Your instructions:
Each entry in the listing below should be restated word for word.

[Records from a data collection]
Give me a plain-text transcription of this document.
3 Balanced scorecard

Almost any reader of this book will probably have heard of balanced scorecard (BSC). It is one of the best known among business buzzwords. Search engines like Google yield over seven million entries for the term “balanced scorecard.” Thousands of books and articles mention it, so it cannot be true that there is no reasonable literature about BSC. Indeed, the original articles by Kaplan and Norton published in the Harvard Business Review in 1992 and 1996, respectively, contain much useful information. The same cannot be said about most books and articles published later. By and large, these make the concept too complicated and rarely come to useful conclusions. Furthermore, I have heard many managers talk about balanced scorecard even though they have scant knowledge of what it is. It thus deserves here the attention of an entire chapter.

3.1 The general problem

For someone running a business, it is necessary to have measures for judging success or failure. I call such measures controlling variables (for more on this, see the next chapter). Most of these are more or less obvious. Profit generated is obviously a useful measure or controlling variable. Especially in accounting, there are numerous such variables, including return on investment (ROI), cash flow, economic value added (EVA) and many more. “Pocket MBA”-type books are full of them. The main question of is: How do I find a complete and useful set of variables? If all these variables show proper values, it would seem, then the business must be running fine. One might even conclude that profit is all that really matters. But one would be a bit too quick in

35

Expected answer:
Give me a plain-text transcription of this document.
3 Balanced scorecard

Almost any reader of this book will probably have heard of balanced scorecard (BSC). It is one of the best known among business buzzwords. Search engines like Google yield over seven million entries for the term “balanced scorecard.” Thousands of books and articles mention it, so it cannot be true that there is no reasonable literature about BSC. Indeed, the original articles by Kaplan and Norton published in the Harvard Business Review in 1992 and 1996, respectively, contain much useful information. The same cannot be said about most books and articles published later. By and large, these make the concept too complicated and rarely come to useful conclusions. Furthermore, I have heard many managers talk about balanced scorecard even though they have scant knowledge of what it is. It thus deserves here the attention of an entire chapter.

3.1 The general problem

For someone running a business, it is necessary to have measures for judging success or failure. I call such measures controlling variables (for more on this, see the next chapter). Most of these are more or less obvious. Profit generated is obviously a useful measure or controlling variable. Especially in accounting, there are numerous such variables, including return on investment (ROI), cash flow, economic value added (EVA) and many more. “Pocket MBA”-type books are full of them. The main question of is: How do I find a complete and useful set of variables? If all these variables show proper values, it would seem, then the business must be running fine. One might even conclude that profit is all that really matters. But one would be a bit too quick in

35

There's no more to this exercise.